Count up the lines in the following listing that hold the word "dengan", then give only that count.
— Begin EXTRACTED ENTRIES —
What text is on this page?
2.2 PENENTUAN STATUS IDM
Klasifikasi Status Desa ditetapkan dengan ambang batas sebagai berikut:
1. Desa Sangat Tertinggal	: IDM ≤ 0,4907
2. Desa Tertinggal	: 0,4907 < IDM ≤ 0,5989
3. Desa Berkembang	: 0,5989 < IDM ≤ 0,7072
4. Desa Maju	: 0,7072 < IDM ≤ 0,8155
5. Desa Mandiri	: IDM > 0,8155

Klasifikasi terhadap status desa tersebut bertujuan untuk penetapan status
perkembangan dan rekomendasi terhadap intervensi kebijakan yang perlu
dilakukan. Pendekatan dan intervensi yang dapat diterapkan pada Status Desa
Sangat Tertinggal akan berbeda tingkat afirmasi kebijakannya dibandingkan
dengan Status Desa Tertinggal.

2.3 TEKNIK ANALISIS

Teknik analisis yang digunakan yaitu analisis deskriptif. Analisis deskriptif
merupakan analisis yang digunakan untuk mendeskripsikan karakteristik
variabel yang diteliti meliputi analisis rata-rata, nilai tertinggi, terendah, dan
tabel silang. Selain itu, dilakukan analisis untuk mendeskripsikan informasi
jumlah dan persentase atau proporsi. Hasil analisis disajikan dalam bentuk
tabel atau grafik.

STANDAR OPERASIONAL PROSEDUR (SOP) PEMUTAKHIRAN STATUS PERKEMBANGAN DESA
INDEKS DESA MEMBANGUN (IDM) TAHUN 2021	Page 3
— End EXTRACTED ENTRIES —
§ **ANSWER FOR THE TASK**
2